Gather each line of the records where "name" appears.

------------------------------------------------

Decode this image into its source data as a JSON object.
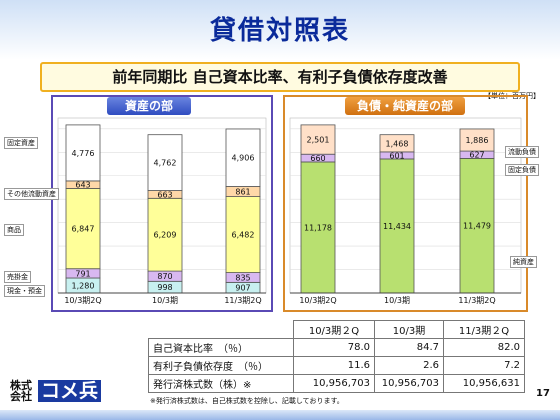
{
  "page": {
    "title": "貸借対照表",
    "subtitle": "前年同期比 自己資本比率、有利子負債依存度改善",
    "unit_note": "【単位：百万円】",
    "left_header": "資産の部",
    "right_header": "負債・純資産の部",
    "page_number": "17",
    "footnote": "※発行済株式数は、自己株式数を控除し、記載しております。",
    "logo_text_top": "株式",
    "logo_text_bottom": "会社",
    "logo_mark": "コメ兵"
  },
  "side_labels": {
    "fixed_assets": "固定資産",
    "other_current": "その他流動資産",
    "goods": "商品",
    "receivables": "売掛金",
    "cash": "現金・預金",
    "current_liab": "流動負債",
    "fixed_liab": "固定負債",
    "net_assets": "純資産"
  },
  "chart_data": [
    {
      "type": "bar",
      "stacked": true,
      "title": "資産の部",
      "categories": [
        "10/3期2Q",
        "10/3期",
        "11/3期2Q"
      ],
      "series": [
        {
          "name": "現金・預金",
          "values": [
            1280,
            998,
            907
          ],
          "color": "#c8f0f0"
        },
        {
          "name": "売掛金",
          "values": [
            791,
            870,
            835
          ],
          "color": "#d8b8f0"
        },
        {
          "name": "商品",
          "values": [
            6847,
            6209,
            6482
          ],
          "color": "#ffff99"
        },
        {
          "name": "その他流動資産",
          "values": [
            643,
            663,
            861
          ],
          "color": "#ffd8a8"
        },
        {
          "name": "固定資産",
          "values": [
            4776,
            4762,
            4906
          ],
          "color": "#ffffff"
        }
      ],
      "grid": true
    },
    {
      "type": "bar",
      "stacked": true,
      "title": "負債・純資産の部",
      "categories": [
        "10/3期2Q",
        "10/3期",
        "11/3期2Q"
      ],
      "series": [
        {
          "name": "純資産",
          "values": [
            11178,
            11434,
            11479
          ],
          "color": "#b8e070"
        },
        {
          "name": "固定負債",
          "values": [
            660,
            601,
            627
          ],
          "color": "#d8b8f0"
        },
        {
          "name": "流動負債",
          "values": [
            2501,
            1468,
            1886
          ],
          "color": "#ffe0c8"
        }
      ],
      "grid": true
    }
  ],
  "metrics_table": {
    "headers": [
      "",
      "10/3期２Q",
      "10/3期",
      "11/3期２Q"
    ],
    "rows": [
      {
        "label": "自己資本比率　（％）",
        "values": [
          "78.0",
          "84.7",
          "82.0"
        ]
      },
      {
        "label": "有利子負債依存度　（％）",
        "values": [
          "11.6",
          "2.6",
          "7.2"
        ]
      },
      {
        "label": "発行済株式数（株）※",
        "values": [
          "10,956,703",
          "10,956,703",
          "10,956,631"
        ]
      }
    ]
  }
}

------------------------------------------------

=== Output below ===
          "name": "現金・預金",
          "name": "売掛金",
          "name": "商品",
          "name": "その他流動資産",
          "name": "固定資産",
          "name": "純資産",
          "name": "固定負債",
          "name": "流動負債",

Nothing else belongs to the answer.